## Dokumen sumber
=======

Tanggul Raksasa Dinilai Tak Cukup Atasi Rob di Pantura Jateng
Rencana pembangunan tanggul raksasa ditanggapi beragam oleh sejumlah pihak di Jawa Tengah. Efektivitasnya dipertanyakan.
Oleh
KRISTI DWI UTAMI
·6 menit baca
SEMARANG, KOMPAS — Rencana pemerintah pusat membangun tanggul laut raksasa di sepanjang jalur pantai utara Jawa untuk mengatasi banjir rob mendapatkan respons yang beragam di Jawa Tengah. Sejumlah pihak menilai megaproyek itu kurang efektif dan dikhawatirkan menimbulkan lebih banyak persoalan baru, salah satunya membuat amblesan tanah makin parah.
Dalam seminar nasional Strategi Perlindungan Kawasan Pulau Jawa melalui Pembangunan Tanggul Pantai dan Tanggul Laut yang digelar di kantor Kementerian Koordinator Bidang Perekonomian, Rabu (10/1/2024), Menko Perekonomian Airlangga Hartarto mengungkapkan, dalam waktu dekat pemerintah akan membentuk satuan tugas untuk mengkaji konsep, anggaran, dan skema pembiayaannya tanggul raksasa tersebut. Menurut dia, pemerintah ingin agar pembangunan tanggul laut yang kini masih berlangsung secara terpisah bisa terintegrasi supaya lebih komprehensif dan bermanfaat.
Sekretaris Daerah Demak Akhmad Sugiharto mengapresiasi upaya pengentasan banjir rob yang selama beberapa tahun terakhir membelenggu berbagai wilayah, termasuk wilayahnya. Kendati demikian, Sugiharto menilai, pembangunan tanggul raksasa saja tidaklah cukup.
”Membuat tanggul boleh, tapi tidak hanya tanggul saja. Harus dibarengi normalisasi sungai-sungai juga, dari hulu sampai ke hilirnya," kata Sugiharto saat dihubungi, Kamis (11/1/2024).
Normalisasi sungai, khususnya di hilir, dinilai Sugiharto, penting karena banyak sungai di Demak yang dangkal akibat sedimentasi. Selain membuat daya tampung sungai berkurang, sedimentasi di hilir juga membuat air rob yang masuk ke daratan tidak bisa keluar dan kembali ke laut dengan lancar.

=======

## Informasi tercatat
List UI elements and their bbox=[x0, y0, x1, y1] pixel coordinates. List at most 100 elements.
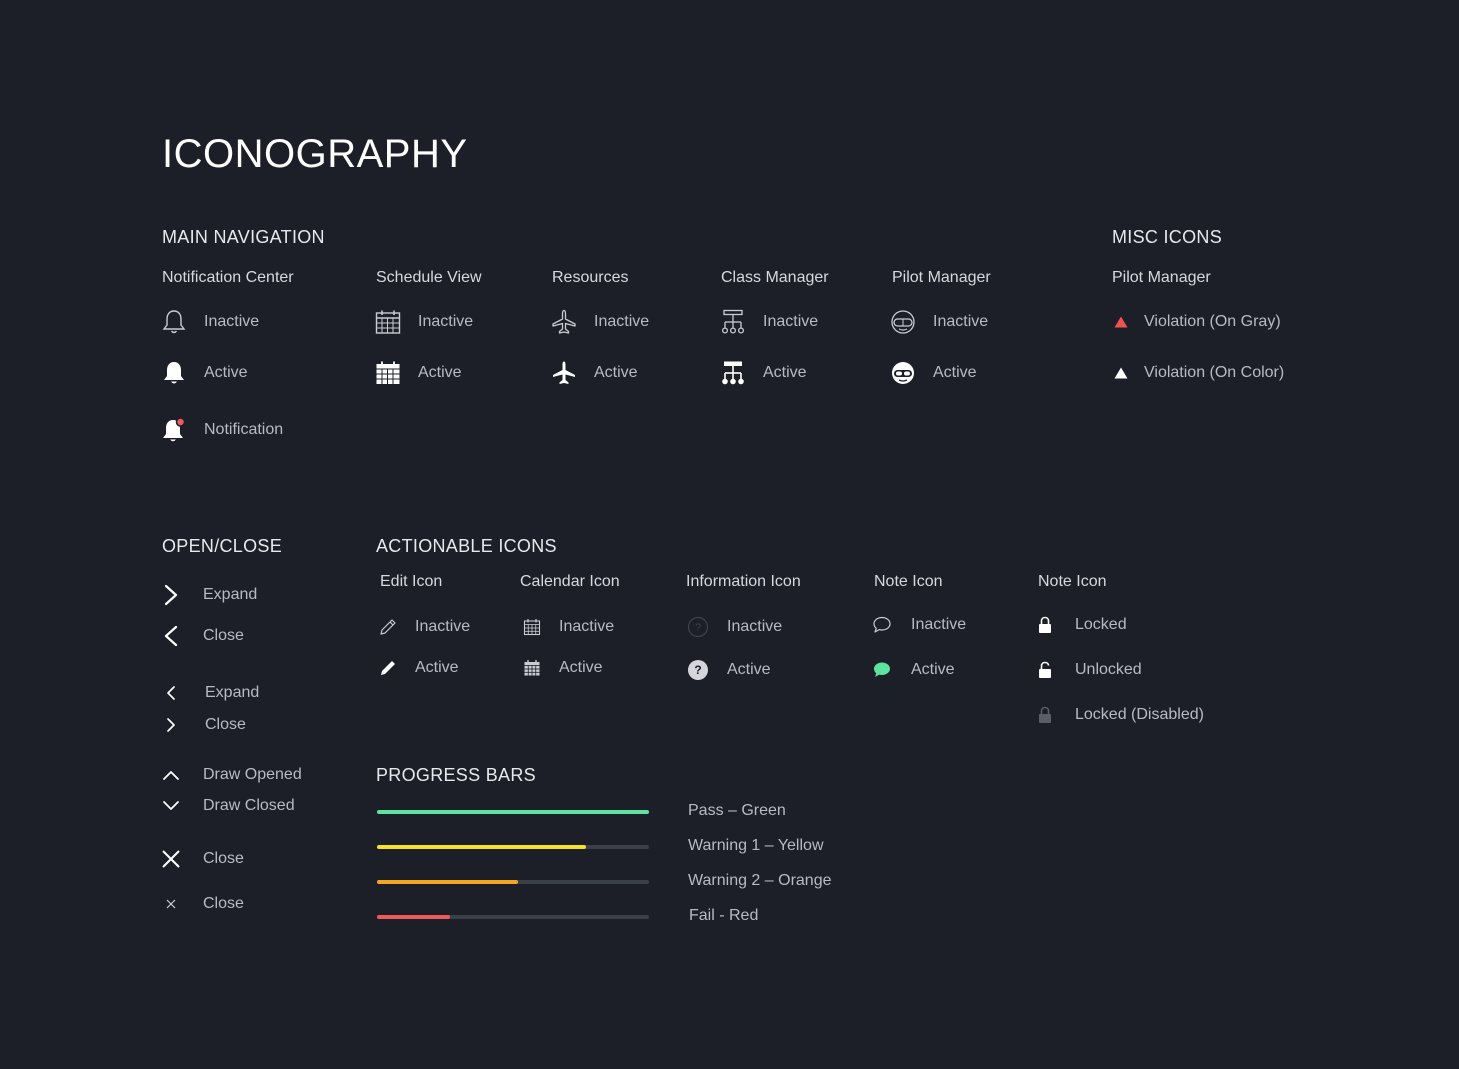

=======

## Rincian tugas
Jawab pertanyaan berikut dari artikel tentang tanggul laut raksasa di pantura Jawa Tengah.
(a) Apa yang akan segera dibentuk pemerintah untuk mengkaji konsep, anggaran, dan skema pembiayaan tanggul raksasa?
(b) Apa jabatan Akhmad Sugiharto?
(c) Menurut Sugiharto, apa penyebab banyak sungai di Demak menjadi dangkal?

## Jawaban yang diharapkan
(a) Satuan tugas.
(b) Sekretaris Daerah Demak.
(c) Sedimentasi.